TASK PROMPT: Go through the entries below, tally each line with the string "data", and give the final number by itself.

MATERIAL PROVIDED:
[BEGIN]

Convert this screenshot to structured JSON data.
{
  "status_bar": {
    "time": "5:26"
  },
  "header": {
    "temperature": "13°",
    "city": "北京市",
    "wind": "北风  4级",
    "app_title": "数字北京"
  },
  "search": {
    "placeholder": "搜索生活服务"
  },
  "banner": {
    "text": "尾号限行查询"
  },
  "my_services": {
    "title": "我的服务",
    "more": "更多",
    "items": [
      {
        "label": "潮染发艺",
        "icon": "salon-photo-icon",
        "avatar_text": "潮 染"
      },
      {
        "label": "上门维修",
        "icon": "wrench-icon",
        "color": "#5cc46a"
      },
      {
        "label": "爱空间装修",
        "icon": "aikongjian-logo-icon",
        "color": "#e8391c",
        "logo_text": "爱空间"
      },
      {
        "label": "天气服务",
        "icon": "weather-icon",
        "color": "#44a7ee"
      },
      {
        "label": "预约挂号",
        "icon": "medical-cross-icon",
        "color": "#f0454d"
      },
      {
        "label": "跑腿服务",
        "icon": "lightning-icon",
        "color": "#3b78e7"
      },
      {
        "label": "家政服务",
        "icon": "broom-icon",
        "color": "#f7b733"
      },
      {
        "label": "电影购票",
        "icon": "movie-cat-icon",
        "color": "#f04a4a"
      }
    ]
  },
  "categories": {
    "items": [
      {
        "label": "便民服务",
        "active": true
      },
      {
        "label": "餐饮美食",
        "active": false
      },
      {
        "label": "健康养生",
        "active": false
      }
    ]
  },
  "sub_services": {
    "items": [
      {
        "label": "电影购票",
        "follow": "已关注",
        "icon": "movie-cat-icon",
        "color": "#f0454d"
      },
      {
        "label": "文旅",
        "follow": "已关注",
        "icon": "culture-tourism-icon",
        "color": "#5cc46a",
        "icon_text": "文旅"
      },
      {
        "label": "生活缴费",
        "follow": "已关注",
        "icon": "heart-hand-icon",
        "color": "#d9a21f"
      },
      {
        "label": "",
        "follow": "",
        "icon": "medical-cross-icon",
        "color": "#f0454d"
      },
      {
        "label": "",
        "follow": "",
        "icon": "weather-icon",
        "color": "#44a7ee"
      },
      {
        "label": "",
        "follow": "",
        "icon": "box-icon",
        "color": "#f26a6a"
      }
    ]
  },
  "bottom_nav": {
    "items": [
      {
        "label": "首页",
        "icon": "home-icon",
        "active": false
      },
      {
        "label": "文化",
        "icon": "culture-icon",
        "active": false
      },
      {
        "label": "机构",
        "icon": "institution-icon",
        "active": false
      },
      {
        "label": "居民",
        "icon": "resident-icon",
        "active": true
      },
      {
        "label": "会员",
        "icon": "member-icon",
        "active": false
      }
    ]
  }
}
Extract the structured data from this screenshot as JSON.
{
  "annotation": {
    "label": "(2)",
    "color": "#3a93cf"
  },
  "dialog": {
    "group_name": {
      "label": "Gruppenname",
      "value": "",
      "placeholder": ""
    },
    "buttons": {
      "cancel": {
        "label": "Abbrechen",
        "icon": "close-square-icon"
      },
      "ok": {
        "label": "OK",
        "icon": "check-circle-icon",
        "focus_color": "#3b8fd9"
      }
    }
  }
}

[END]

FULL RESPONSE: 2